• AIM: Reproduce the listing that follows with no differences at all.

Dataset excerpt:

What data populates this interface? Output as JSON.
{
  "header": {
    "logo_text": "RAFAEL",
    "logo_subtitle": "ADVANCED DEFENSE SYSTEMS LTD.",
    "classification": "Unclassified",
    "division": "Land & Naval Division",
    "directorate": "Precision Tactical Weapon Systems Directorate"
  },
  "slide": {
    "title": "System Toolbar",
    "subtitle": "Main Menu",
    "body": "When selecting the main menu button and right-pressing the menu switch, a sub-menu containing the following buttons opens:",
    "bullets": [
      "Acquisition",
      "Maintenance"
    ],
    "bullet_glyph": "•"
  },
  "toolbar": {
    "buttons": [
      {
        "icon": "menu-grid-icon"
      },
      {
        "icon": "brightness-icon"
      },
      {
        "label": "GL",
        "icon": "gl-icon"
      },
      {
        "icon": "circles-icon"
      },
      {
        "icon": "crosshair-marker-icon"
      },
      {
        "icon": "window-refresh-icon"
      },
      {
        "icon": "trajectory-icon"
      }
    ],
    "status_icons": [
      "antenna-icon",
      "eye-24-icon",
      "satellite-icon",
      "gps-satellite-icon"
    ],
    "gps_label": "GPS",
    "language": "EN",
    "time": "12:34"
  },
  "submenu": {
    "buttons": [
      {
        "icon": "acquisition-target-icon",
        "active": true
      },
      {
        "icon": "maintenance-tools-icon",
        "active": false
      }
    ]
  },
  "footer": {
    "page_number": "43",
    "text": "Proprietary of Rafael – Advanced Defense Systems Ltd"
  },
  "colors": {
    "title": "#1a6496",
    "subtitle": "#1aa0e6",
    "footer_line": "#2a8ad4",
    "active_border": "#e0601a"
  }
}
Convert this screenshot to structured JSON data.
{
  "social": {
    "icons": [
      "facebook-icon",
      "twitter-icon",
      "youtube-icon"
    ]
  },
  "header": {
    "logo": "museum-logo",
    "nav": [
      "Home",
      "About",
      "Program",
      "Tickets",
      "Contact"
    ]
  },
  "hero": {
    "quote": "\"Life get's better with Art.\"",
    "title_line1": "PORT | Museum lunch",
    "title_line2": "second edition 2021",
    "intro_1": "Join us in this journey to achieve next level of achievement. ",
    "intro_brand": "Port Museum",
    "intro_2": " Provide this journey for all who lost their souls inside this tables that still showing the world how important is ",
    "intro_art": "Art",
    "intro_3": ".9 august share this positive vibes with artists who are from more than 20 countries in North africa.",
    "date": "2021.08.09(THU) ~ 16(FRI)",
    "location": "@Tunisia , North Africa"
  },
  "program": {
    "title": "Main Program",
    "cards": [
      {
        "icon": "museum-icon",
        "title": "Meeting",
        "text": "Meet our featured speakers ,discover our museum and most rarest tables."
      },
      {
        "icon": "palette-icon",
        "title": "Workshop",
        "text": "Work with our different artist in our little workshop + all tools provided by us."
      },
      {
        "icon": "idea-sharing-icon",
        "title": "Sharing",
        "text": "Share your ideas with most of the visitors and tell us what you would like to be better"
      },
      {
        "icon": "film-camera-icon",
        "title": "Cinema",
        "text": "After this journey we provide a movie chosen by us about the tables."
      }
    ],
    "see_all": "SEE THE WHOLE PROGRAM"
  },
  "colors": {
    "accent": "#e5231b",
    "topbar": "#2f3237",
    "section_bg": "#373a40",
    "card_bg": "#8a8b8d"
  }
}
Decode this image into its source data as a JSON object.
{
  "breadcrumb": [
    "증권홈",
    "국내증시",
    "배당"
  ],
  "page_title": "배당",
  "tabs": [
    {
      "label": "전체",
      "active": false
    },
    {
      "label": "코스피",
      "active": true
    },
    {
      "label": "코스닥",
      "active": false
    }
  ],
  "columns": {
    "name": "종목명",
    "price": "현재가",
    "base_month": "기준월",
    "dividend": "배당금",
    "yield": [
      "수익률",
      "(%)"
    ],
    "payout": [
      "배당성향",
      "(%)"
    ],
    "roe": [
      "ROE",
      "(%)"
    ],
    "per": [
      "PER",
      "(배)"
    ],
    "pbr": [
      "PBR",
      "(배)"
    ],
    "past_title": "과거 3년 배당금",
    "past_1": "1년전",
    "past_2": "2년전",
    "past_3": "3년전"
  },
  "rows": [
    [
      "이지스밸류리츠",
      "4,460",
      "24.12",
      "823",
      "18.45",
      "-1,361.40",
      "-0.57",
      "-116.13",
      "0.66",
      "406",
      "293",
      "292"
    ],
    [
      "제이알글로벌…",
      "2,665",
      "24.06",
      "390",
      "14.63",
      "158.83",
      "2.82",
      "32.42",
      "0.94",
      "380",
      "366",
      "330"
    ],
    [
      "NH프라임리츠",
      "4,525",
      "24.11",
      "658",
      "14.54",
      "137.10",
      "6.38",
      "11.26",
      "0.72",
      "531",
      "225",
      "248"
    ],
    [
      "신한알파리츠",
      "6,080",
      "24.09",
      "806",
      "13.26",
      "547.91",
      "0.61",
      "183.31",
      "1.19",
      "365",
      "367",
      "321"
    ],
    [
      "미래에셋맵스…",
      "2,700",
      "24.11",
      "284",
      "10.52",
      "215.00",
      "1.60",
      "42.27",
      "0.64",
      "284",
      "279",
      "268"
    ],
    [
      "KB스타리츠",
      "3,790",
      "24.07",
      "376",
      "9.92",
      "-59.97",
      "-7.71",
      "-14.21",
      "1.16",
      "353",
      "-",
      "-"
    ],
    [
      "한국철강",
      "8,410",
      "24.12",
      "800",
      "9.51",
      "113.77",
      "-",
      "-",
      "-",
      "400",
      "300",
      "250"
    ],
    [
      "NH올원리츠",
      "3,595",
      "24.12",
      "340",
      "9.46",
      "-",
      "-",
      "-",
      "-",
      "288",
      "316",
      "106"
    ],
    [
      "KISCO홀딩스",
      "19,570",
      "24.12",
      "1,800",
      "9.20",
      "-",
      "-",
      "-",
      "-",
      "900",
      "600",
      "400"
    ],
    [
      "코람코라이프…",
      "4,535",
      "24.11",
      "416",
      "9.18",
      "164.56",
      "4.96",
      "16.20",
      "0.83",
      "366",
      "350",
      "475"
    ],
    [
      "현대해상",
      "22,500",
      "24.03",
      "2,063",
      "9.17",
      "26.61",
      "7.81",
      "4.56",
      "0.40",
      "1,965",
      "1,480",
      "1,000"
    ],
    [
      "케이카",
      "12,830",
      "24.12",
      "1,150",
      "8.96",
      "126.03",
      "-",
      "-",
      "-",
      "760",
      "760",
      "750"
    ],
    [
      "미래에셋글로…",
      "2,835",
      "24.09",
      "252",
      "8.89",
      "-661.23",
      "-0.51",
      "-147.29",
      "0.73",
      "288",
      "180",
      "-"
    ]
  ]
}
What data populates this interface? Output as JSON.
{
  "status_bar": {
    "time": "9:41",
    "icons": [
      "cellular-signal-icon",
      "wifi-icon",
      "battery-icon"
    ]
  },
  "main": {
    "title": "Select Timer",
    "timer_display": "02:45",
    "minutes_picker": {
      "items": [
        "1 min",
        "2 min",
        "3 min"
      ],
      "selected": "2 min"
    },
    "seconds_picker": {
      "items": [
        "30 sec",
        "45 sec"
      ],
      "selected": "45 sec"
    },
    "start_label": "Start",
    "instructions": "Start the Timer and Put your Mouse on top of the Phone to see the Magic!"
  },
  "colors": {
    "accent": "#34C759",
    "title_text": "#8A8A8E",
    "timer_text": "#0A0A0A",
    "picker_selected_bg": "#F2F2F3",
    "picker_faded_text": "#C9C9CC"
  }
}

• RESULT:
What data populates this interface? Output as JSON.
{
  "header": {
    "logo_text": "RAFAEL",
    "logo_subtitle": "ADVANCED DEFENSE SYSTEMS LTD.",
    "classification": "Unclassified",
    "division": "Land & Naval Division",
    "directorate": "Precision Tactical Weapon Systems Directorate"
  },
  "slide": {
    "title": "System Toolbar",
    "subtitle": "Main Menu",
    "body": "When selecting the main menu button and right-pressing the menu switch, a sub-menu containing the following buttons opens:",
    "bullets": [
      "Acquisition",
      "Maintenance"
    ],
    "bullet_glyph": "•"
  },
  "toolbar": {
    "buttons": [
      {
        "icon": "menu-grid-icon"
      },
      {
        "icon": "brightness-icon"
      },
      {
        "label": "GL",
        "icon": "gl-icon"
      },
      {
        "icon": "circles-icon"
      },
      {
        "icon": "crosshair-marker-icon"
      },
      {
        "icon": "window-refresh-icon"
      },
      {
        "icon": "trajectory-icon"
      }
    ],
    "status_icons": [
      "antenna-icon",
      "eye-24-icon",
      "satellite-icon",
      "gps-satellite-icon"
    ],
    "gps_label": "GPS",
    "language": "EN",
    "time": "12:34"
  },
  "submenu": {
    "buttons": [
      {
        "icon": "acquisition-target-icon",
        "active": true
      },
      {
        "icon": "maintenance-tools-icon",
        "active": false
      }
    ]
  },
  "footer": {
    "page_number": "43",
    "text": "Proprietary of Rafael – Advanced Defense Systems Ltd"
  },
  "colors": {
    "title": "#1a6496",
    "subtitle": "#1aa0e6",
    "footer_line": "#2a8ad4",
    "active_border": "#e0601a"
  }
}
Convert this screenshot to structured JSON data.
{
  "social": {
    "icons": [
      "facebook-icon",
      "twitter-icon",
      "youtube-icon"
    ]
  },
  "header": {
    "logo": "museum-logo",
    "nav": [
      "Home",
      "About",
      "Program",
      "Tickets",
      "Contact"
    ]
  },
  "hero": {
    "quote": "\"Life get's better with Art.\"",
    "title_line1": "PORT | Museum lunch",
    "title_line2": "second edition 2021",
    "intro_1": "Join us in this journey to achieve next level of achievement. ",
    "intro_brand": "Port Museum",
    "intro_2": " Provide this journey for all who lost their souls inside this tables that still showing the world how important is ",
    "intro_art": "Art",
    "intro_3": ".9 august share this positive vibes with artists who are from more than 20 countries in North africa.",
    "date": "2021.08.09(THU) ~ 16(FRI)",
    "location": "@Tunisia , North Africa"
  },
  "program": {
    "title": "Main Program",
    "cards": [
      {
        "icon": "museum-icon",
        "title": "Meeting",
        "text": "Meet our featured speakers ,discover our museum and most rarest tables."
      },
      {
        "icon": "palette-icon",
        "title": "Workshop",
        "text": "Work with our different artist in our little workshop + all tools provided by us."
      },
      {
        "icon": "idea-sharing-icon",
        "title": "Sharing",
        "text": "Share your ideas with most of the visitors and tell us what you would like to be better"
      },
      {
        "icon": "film-camera-icon",
        "title": "Cinema",
        "text": "After this journey we provide a movie chosen by us about the tables."
      }
    ],
    "see_all": "SEE THE WHOLE PROGRAM"
  },
  "colors": {
    "accent": "#e5231b",
    "topbar": "#2f3237",
    "section_bg": "#373a40",
    "card_bg": "#8a8b8d"
  }
}
Decode this image into its source data as a JSON object.
{
  "breadcrumb": [
    "증권홈",
    "국내증시",
    "배당"
  ],
  "page_title": "배당",
  "tabs": [
    {
      "label": "전체",
      "active": false
    },
    {
      "label": "코스피",
      "active": true
    },
    {
      "label": "코스닥",
      "active": false
    }
  ],
  "columns": {
    "name": "종목명",
    "price": "현재가",
    "base_month": "기준월",
    "dividend": "배당금",
    "yield": [
      "수익률",
      "(%)"
    ],
    "payout": [
      "배당성향",
      "(%)"
    ],
    "roe": [
      "ROE",
      "(%)"
    ],
    "per": [
      "PER",
      "(배)"
    ],
    "pbr": [
      "PBR",
      "(배)"
    ],
    "past_title": "과거 3년 배당금",
    "past_1": "1년전",
    "past_2": "2년전",
    "past_3": "3년전"
  },
  "rows": [
    [
      "이지스밸류리츠",
      "4,460",
      "24.12",
      "823",
      "18.45",
      "-1,361.40",
      "-0.57",
      "-116.13",
      "0.66",
      "406",
      "293",
      "292"
    ],
    [
      "제이알글로벌…",
      "2,665",
      "24.06",
      "390",
      "14.63",
      "158.83",
      "2.82",
      "32.42",
      "0.94",
      "380",
      "366",
      "330"
    ],
    [
      "NH프라임리츠",
      "4,525",
      "24.11",
      "658",
      "14.54",
      "137.10",
      "6.38",
      "11.26",
      "0.72",
      "531",
      "225",
      "248"
    ],
    [
      "신한알파리츠",
      "6,080",
      "24.09",
      "806",
      "13.26",
      "547.91",
      "0.61",
      "183.31",
      "1.19",
      "365",
      "367",
      "321"
    ],
    [
      "미래에셋맵스…",
      "2,700",
      "24.11",
      "284",
      "10.52",
      "215.00",
      "1.60",
      "42.27",
      "0.64",
      "284",
      "279",
      "268"
    ],
    [
      "KB스타리츠",
      "3,790",
      "24.07",
      "376",
      "9.92",
      "-59.97",
      "-7.71",
      "-14.21",
      "1.16",
      "353",
      "-",
      "-"
    ],
    [
      "한국철강",
      "8,410",
      "24.12",
      "800",
      "9.51",
      "113.77",
      "-",
      "-",
      "-",
      "400",
      "300",
      "250"
    ],
    [
      "NH올원리츠",
      "3,595",
      "24.12",
      "340",
      "9.46",
      "-",
      "-",
      "-",
      "-",
      "288",
      "316",
      "106"
    ],
    [
      "KISCO홀딩스",
      "19,570",
      "24.12",
      "1,800",
      "9.20",
      "-",
      "-",
      "-",
      "-",
      "900",
      "600",
      "400"
    ],
    [
      "코람코라이프…",
      "4,535",
      "24.11",
      "416",
      "9.18",
      "164.56",
      "4.96",
      "16.20",
      "0.83",
      "366",
      "350",
      "475"
    ],
    [
      "현대해상",
      "22,500",
      "24.03",
      "2,063",
      "9.17",
      "26.61",
      "7.81",
      "4.56",
      "0.40",
      "1,965",
      "1,480",
      "1,000"
    ],
    [
      "케이카",
      "12,830",
      "24.12",
      "1,150",
      "8.96",
      "126.03",
      "-",
      "-",
      "-",
      "760",
      "760",
      "750"
    ],
    [
      "미래에셋글로…",
      "2,835",
      "24.09",
      "252",
      "8.89",
      "-661.23",
      "-0.51",
      "-147.29",
      "0.73",
      "288",
      "180",
      "-"
    ]
  ]
}
What data populates this interface? Output as JSON.
{
  "status_bar": {
    "time": "9:41",
    "icons": [
      "cellular-signal-icon",
      "wifi-icon",
      "battery-icon"
    ]
  },
  "main": {
    "title": "Select Timer",
    "timer_display": "02:45",
    "minutes_picker": {
      "items": [
        "1 min",
        "2 min",
        "3 min"
      ],
      "selected": "2 min"
    },
    "seconds_picker": {
      "items": [
        "30 sec",
        "45 sec"
      ],
      "selected": "45 sec"
    },
    "start_label": "Start",
    "instructions": "Start the Timer and Put your Mouse on top of the Phone to see the Magic!"
  },
  "colors": {
    "accent": "#34C759",
    "title_text": "#8A8A8E",
    "timer_text": "#0A0A0A",
    "picker_selected_bg": "#F2F2F3",
    "picker_faded_text": "#C9C9CC"
  }
}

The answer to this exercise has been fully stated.